### Page text

Sent: 13 February 2017 16:25
To: [hidden email]
Subject: Re: Reference Year Displacement

 

 

 

On Mon, Feb 13, 2017 at 8:36 AM, Karl Palmen <[hidden email]> wrote:

Dear Michael and Calendar People

 

Here is my attempt to explain what I meant by DR in my guess at what Michael meant by calendar’s centre of oscillation.

 

...except that a guess wasn't needed, because I clearly stated what i was referring to.

I'll say it just one more time:

I was referring to, and said at the time that I was referring to, the center (midpoint) of the oscillation an SEL's calrendar date (including time of day), from one leapyear to the next.

 

KARL REPLIES:  Is this the same as the date of the SEL with the calculated displacement subtracted from it as I have demonstrated?

If not, how would you go about measuring it?

Also this cannot be a calendar’s centre of oscillation. It can be a SEL’s centre of oscillation in a calendar. My guess was different also for that reason.

 

Michael has mentioned a reference year and this reference year has a length, which he sets his calendar mean year (Y) near to. Unlike Y, the length of the reference year changes slowly from year to year, because of changes in Earth’s rotation, precession rate etc.

 

and planetary perturbations.
 

 

The reference year displacement (DR) is reckoned in the same way as the calculated displacement (DC), but instead of using Y, one uses the exact length of the reference year for that year.

######

Quote the passage of the reference-year email above word for word, starting with "If not, how" and going on through "for that reason.".

### Provided material

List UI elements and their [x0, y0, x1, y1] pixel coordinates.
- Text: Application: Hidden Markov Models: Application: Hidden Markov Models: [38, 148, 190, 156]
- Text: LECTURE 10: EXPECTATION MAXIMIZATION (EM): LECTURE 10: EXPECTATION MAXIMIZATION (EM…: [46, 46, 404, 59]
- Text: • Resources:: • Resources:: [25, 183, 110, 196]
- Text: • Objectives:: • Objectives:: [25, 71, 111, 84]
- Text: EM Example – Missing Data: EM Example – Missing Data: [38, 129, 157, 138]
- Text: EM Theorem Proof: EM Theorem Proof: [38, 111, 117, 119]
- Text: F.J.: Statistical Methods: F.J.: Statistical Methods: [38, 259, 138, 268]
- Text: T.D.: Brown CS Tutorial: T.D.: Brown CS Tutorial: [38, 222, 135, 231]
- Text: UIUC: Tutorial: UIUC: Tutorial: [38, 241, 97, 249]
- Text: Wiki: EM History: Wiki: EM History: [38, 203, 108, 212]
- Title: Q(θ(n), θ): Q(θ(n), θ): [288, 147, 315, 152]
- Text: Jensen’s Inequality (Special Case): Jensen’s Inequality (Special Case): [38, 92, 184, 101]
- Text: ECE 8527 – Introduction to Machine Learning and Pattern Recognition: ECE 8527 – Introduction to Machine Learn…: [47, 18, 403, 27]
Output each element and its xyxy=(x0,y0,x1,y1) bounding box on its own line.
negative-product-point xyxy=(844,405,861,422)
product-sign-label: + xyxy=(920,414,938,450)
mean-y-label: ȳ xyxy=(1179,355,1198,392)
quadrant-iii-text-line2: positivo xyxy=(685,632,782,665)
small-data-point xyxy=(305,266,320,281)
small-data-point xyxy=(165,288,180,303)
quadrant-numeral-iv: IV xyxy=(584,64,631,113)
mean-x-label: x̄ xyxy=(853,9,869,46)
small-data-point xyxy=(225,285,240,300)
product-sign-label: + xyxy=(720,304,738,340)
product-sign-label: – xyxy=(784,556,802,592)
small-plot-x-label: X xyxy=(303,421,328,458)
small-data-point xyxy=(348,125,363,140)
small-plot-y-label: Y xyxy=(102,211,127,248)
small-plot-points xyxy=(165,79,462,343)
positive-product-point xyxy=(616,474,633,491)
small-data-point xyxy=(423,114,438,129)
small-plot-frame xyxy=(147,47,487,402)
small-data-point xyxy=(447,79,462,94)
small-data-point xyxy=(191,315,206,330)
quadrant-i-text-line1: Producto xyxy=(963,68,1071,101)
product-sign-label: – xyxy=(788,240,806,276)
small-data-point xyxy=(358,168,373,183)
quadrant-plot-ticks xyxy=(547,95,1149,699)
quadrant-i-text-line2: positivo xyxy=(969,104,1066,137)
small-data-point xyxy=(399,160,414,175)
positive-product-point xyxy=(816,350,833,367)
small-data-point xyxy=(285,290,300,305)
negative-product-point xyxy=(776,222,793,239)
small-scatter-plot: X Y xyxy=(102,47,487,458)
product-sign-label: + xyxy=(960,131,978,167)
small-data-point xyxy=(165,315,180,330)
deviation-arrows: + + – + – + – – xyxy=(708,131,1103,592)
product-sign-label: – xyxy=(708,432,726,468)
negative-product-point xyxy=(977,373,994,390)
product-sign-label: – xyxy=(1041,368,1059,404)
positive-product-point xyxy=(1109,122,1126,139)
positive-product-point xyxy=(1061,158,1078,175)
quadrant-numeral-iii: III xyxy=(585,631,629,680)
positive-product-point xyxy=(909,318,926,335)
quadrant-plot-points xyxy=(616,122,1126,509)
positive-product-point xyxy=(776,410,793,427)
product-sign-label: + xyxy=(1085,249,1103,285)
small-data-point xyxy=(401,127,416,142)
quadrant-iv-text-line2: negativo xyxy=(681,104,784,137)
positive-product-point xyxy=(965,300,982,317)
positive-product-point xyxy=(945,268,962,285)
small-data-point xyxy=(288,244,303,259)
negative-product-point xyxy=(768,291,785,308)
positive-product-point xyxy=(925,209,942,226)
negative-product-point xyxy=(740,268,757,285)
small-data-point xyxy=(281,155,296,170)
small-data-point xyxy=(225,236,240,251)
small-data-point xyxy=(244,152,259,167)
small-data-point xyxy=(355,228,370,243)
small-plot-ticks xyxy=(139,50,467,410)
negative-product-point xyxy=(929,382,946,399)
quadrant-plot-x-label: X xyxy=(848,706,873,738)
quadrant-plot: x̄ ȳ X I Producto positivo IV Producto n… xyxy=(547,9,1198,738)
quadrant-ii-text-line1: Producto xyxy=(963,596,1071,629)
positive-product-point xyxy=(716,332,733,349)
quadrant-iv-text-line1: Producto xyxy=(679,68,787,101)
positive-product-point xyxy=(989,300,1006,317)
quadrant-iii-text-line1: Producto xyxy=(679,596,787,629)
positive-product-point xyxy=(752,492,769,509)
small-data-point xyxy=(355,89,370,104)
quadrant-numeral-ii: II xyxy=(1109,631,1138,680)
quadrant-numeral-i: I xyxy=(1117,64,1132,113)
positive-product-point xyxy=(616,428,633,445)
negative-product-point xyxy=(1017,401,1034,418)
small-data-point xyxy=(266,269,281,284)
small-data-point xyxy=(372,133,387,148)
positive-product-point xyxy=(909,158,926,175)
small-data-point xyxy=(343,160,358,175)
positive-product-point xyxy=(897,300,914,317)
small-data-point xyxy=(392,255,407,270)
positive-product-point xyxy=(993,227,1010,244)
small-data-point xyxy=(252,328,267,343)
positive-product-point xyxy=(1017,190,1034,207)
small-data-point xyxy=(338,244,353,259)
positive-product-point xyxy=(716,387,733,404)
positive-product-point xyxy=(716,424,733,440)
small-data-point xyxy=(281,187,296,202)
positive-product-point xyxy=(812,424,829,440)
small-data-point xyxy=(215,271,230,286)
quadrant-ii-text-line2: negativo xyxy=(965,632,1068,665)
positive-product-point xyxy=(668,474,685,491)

######

### Written solution:
If not, how would you go about measuring it?

Also this cannot be a calendar’s centre of oscillation. It can be a SEL’s centre of oscillation in a calendar. My guess was different also for that reason.